GOAL —
Search the material below for the word "Blender". Copy every line that has it.

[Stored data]

········

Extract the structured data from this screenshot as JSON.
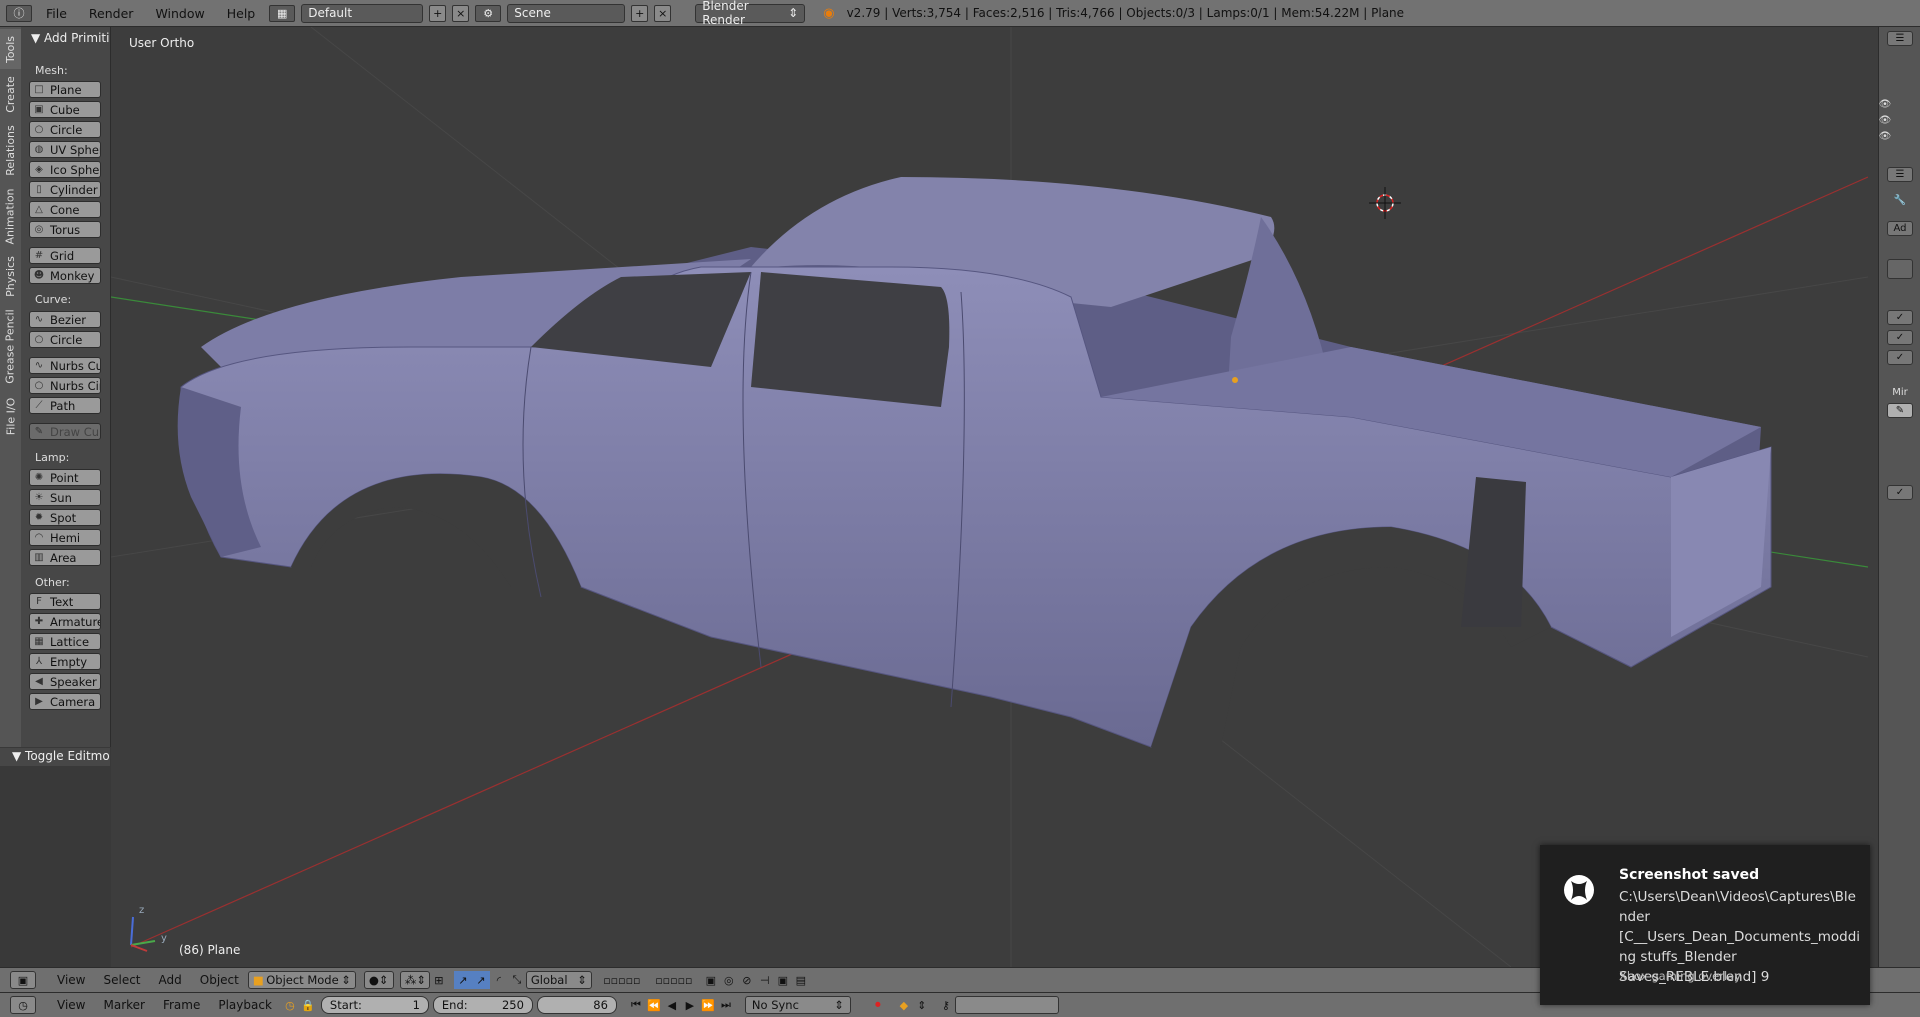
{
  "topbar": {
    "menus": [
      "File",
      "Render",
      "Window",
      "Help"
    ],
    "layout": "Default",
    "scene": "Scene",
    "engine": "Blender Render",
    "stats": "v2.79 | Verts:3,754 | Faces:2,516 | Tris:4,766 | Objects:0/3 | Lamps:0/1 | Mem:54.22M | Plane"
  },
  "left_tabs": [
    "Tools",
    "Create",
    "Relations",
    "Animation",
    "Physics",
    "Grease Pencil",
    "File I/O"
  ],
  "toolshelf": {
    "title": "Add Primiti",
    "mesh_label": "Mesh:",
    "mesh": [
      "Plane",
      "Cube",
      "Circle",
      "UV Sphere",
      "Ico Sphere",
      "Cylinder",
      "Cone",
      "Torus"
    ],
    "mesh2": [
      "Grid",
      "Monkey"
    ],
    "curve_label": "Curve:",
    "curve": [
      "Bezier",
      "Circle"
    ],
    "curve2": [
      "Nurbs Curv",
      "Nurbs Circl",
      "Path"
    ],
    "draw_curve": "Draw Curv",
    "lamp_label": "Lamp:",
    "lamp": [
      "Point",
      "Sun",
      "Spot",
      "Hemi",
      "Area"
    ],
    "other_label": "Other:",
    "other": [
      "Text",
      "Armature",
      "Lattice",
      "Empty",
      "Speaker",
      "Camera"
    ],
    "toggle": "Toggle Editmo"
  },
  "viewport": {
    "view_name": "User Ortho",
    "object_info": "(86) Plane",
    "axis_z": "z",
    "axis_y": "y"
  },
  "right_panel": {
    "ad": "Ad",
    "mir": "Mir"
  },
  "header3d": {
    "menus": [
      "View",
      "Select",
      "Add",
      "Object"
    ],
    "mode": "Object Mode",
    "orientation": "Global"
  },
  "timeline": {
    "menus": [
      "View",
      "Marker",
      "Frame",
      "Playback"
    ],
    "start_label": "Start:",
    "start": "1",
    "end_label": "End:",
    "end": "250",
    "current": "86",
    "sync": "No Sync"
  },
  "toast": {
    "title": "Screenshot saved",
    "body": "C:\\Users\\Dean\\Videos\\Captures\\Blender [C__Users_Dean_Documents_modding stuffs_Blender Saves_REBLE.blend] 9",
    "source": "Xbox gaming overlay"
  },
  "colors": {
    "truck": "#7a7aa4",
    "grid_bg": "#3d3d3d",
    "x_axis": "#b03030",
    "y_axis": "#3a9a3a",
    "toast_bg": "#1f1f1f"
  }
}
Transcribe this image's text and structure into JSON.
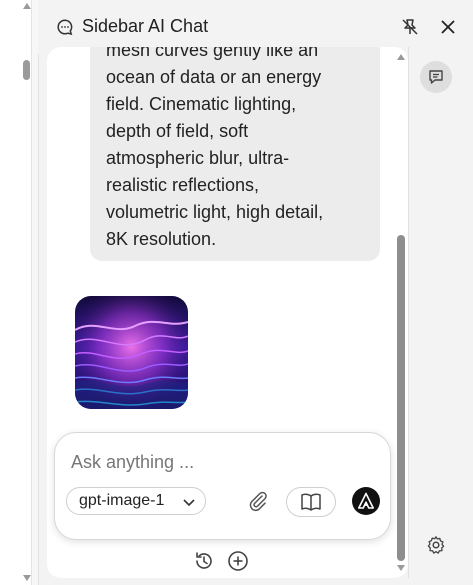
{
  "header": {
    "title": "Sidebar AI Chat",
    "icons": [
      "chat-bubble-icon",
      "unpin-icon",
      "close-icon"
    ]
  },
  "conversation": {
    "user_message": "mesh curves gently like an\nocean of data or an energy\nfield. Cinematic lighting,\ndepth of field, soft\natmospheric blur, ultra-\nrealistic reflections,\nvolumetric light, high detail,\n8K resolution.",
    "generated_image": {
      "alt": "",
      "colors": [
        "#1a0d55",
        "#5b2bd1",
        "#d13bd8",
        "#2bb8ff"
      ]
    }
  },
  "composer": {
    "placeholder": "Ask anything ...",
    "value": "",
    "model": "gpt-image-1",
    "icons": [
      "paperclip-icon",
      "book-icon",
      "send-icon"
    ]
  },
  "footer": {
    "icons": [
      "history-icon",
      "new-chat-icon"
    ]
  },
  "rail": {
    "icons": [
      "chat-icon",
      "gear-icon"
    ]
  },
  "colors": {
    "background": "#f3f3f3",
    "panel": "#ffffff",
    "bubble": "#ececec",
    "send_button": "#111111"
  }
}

········

ANSWER TO THIS PROBLEM —
    "engine": "Blender Render",
    "body": "C:\\Users\\Dean\\Videos\\Captures\\Blender [C__Users_Dean_Documents_modding stuffs_Blender Saves_REBLE.blend] 9",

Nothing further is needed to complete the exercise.